From the entries below, pull out each line where "with" appears.

» Data for processing
>>>>>

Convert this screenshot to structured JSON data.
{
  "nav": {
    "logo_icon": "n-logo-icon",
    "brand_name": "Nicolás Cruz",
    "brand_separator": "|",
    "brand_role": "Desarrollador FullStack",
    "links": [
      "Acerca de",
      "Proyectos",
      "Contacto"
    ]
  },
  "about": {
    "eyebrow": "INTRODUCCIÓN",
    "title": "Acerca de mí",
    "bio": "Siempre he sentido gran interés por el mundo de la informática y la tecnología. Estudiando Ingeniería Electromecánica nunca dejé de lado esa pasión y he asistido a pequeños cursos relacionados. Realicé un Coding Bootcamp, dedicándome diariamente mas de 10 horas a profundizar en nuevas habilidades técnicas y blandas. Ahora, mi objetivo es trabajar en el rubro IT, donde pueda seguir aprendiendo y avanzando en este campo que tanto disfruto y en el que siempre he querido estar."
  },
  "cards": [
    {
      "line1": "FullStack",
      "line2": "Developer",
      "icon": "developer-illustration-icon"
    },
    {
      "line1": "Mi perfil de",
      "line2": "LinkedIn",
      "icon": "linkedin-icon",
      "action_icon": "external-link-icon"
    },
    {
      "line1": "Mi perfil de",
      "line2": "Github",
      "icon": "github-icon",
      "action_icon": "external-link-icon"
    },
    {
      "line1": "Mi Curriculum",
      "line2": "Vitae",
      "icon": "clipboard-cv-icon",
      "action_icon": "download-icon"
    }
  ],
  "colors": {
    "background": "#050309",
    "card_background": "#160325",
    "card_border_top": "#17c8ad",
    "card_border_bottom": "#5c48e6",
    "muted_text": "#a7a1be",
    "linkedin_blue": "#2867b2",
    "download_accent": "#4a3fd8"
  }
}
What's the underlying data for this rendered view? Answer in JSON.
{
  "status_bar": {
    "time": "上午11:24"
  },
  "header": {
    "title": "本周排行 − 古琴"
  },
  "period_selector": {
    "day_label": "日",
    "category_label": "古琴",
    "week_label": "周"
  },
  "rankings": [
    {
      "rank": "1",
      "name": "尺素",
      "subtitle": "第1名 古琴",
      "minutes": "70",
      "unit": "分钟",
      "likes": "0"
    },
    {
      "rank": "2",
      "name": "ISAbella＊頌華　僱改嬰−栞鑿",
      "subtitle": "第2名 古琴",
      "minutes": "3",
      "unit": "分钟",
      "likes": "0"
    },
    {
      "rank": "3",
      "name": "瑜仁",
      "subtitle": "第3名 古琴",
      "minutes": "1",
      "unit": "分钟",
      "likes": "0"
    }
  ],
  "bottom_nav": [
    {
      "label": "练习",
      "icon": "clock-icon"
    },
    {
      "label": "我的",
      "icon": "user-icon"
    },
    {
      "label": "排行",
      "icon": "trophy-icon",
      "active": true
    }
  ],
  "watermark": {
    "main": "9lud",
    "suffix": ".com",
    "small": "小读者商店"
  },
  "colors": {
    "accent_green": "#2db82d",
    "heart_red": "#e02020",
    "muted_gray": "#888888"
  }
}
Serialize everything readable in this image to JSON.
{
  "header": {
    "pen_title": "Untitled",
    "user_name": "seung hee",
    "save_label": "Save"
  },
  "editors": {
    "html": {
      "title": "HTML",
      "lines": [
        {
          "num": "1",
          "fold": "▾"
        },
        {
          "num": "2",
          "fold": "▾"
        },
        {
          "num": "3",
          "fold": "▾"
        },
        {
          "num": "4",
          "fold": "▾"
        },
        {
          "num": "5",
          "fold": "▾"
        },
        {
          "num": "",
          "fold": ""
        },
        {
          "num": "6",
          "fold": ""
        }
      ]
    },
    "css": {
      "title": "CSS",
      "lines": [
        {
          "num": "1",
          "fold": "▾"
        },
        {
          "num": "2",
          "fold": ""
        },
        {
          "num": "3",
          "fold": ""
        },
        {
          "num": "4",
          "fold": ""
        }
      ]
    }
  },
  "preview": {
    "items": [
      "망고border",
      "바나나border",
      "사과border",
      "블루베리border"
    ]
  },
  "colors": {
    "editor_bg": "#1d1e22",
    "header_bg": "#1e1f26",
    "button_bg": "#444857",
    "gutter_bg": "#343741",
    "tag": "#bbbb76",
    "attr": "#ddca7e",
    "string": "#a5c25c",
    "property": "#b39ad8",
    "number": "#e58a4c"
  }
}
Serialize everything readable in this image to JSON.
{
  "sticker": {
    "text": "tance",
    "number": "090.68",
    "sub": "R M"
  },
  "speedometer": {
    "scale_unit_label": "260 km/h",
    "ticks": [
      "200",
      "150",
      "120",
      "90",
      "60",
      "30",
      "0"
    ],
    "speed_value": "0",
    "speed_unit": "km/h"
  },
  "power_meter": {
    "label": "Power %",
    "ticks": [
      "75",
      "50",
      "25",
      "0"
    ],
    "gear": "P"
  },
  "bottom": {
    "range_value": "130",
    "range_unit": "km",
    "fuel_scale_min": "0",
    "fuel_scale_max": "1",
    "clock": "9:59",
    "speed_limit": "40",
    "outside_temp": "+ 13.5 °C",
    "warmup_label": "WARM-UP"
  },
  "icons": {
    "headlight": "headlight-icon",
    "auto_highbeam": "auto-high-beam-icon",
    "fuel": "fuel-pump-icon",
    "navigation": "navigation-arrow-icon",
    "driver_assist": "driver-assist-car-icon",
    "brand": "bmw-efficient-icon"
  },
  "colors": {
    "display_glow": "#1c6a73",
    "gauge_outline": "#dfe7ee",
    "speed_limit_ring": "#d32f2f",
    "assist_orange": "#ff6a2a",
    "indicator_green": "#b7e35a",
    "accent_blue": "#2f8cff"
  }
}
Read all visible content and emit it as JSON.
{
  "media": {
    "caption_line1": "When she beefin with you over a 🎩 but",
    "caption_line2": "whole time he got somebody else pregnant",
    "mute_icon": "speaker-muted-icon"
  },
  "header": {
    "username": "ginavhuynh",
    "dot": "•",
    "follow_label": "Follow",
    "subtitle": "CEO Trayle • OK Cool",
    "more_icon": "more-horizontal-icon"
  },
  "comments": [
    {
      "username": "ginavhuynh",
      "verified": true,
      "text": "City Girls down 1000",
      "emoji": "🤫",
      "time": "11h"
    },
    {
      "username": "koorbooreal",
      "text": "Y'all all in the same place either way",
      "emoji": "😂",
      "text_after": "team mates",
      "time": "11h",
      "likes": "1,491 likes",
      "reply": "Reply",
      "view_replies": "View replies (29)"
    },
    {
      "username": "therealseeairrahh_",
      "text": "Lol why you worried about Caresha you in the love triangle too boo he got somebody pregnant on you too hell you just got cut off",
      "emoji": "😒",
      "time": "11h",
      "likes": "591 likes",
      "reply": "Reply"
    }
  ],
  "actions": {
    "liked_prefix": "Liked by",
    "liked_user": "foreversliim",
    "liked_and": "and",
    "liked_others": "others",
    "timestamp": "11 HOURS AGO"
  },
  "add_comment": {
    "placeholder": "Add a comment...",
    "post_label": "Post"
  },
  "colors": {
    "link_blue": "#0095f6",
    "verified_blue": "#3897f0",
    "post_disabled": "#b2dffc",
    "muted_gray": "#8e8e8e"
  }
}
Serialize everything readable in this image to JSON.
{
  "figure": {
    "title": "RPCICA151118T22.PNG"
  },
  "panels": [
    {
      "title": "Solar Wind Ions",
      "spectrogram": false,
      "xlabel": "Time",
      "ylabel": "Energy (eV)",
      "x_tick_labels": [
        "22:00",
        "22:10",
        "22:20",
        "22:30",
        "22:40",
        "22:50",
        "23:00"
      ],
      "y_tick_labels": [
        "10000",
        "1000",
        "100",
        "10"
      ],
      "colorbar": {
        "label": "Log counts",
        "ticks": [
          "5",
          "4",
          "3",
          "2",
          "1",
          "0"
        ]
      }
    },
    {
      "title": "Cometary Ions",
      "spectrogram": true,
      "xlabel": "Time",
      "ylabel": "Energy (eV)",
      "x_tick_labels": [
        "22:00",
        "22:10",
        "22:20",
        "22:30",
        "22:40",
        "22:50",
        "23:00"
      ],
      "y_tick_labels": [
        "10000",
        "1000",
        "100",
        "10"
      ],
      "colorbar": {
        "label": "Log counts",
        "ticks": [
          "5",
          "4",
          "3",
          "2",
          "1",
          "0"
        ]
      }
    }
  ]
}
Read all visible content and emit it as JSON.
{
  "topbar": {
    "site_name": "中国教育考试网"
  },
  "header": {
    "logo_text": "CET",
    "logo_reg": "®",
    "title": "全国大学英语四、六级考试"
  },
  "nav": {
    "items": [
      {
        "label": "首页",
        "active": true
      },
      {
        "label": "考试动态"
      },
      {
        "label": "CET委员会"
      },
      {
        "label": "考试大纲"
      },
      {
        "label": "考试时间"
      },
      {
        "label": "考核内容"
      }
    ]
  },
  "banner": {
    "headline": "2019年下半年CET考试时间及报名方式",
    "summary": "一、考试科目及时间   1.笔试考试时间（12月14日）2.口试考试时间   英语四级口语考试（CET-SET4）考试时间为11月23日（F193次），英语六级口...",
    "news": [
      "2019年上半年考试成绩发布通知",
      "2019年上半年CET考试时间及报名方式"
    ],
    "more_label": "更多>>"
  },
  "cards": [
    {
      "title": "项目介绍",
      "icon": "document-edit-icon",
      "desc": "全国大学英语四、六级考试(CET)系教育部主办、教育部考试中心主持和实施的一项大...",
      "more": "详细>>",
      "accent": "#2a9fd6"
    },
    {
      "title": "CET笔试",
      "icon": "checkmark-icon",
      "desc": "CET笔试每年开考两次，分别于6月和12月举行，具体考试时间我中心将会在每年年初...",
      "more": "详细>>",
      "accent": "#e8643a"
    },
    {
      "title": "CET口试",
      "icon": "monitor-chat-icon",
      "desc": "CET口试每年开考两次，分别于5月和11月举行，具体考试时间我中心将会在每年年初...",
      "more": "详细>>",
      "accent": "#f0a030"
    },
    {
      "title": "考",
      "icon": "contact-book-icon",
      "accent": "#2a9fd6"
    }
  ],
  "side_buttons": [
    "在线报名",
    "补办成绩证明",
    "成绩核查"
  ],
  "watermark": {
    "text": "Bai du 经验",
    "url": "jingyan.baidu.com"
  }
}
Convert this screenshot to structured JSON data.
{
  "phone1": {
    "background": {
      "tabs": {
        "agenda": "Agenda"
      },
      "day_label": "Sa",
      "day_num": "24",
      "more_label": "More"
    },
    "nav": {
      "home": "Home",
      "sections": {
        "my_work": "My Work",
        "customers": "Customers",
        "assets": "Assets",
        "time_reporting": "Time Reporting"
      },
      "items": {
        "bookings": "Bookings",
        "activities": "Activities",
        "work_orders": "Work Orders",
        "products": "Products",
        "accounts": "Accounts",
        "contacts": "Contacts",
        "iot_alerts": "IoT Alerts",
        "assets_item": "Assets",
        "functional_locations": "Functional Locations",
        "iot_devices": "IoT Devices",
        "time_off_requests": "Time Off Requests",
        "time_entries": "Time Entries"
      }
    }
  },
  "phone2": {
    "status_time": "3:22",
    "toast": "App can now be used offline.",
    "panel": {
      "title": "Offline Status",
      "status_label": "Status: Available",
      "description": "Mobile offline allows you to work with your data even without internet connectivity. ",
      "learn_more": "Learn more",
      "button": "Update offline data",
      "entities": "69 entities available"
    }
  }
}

<<<<<

» Answer for the task
    "caption_line1": "When she beefin with you over a 🎩 but",
      "description": "Mobile offline allows you to work with your data even without internet connectivity. ",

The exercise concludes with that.